Supplied information:
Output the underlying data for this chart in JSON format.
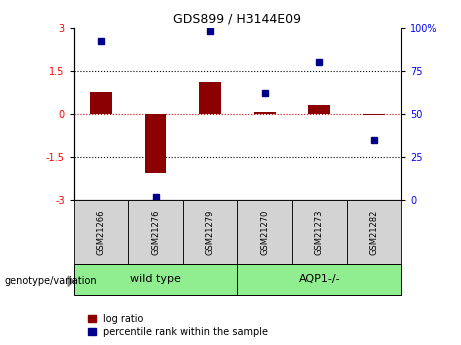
{
  "title": "GDS899 / H3144E09",
  "samples": [
    "GSM21266",
    "GSM21276",
    "GSM21279",
    "GSM21270",
    "GSM21273",
    "GSM21282"
  ],
  "log_ratios": [
    0.75,
    -2.05,
    1.1,
    0.05,
    0.3,
    -0.05
  ],
  "percentile_ranks": [
    92,
    2,
    98,
    62,
    80,
    35
  ],
  "bar_color": "#8B0000",
  "dot_color": "#00008B",
  "ylim_left": [
    -3,
    3
  ],
  "ylim_right": [
    0,
    100
  ],
  "yticks_left": [
    -3,
    -1.5,
    0,
    1.5,
    3
  ],
  "yticks_right": [
    0,
    25,
    50,
    75,
    100
  ],
  "hline_dotted": [
    -1.5,
    1.5
  ],
  "zero_line_color": "#cc0000",
  "bg_color": "#ffffff",
  "header_label": "genotype/variation",
  "legend_items": [
    "log ratio",
    "percentile rank within the sample"
  ],
  "group_defs": [
    {
      "label": "wild type",
      "start": 0,
      "end": 3
    },
    {
      "label": "AQP1-/-",
      "start": 3,
      "end": 6
    }
  ],
  "group_color": "#90EE90",
  "sample_box_color": "#d3d3d3",
  "title_fontsize": 9,
  "tick_fontsize": 7,
  "label_fontsize": 7,
  "group_fontsize": 8
}
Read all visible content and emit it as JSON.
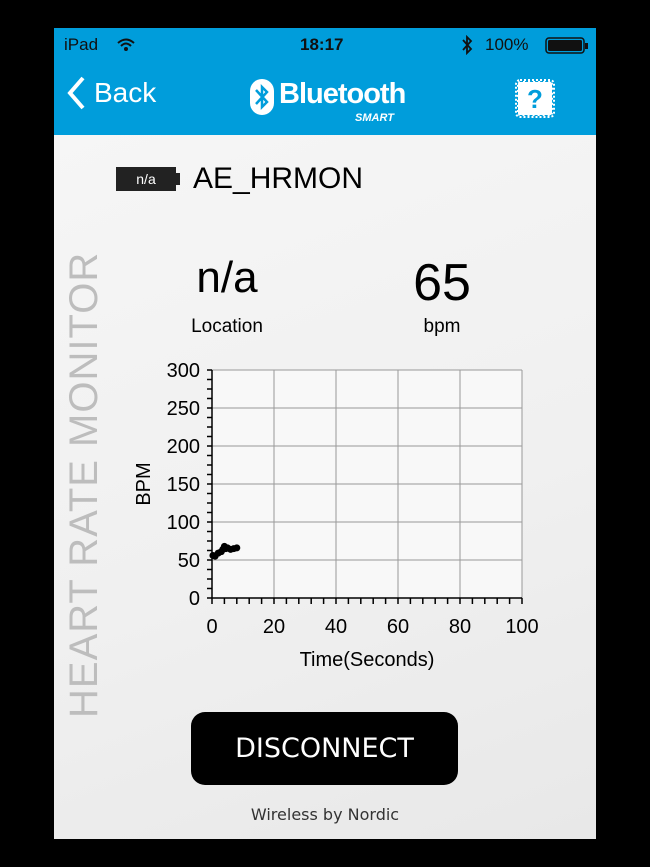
{
  "status_bar": {
    "device": "iPad",
    "time": "18:17",
    "battery": "100%",
    "icons": [
      "wifi-icon",
      "bluetooth-icon",
      "battery-icon"
    ]
  },
  "nav": {
    "back_label": "Back",
    "logo_text": "Bluetooth",
    "logo_sub": "SMART",
    "help_label": "?"
  },
  "device": {
    "battery_label": "n/a",
    "name": "AE_HRMON"
  },
  "readings": {
    "location_value": "n/a",
    "location_label": "Location",
    "bpm_value": "65",
    "bpm_label": "bpm"
  },
  "side_title": "HEART RATE MONITOR",
  "chart_data": {
    "type": "scatter",
    "xlabel": "Time(Seconds)",
    "ylabel": "BPM",
    "xlim": [
      0,
      100
    ],
    "ylim": [
      0,
      300
    ],
    "xticks": [
      "0",
      "20",
      "40",
      "60",
      "80",
      "100"
    ],
    "yticks": [
      "0",
      "50",
      "100",
      "150",
      "200",
      "250",
      "300"
    ],
    "grid": true,
    "x": [
      0.3,
      1,
      2,
      3,
      3.5,
      4,
      4.5,
      5,
      6,
      7,
      8
    ],
    "y": [
      56,
      55,
      59,
      61,
      64,
      68,
      65,
      66,
      64,
      65,
      66
    ],
    "color": "#000000"
  },
  "disconnect_label": "DISCONNECT",
  "footer": "Wireless by Nordic",
  "colors": {
    "header": "#009ddb"
  }
}
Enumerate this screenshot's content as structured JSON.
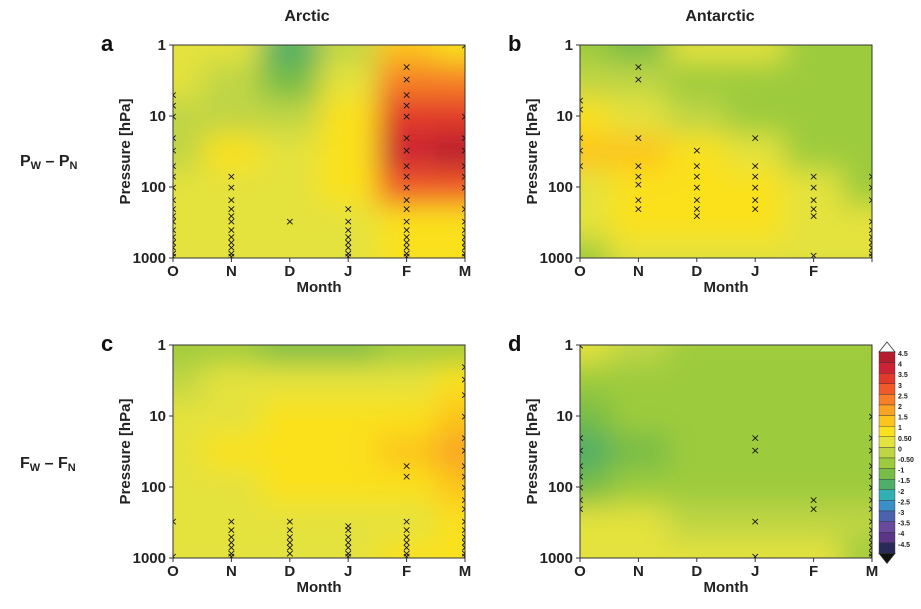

Written instruction: From the entries above, pull out each line that includes "JSON".

The result:
Output the underlying data for this chart in JSON format.
Read all visible content and emit it as JSON.
Enumerate this screenshot's content as structured JSON.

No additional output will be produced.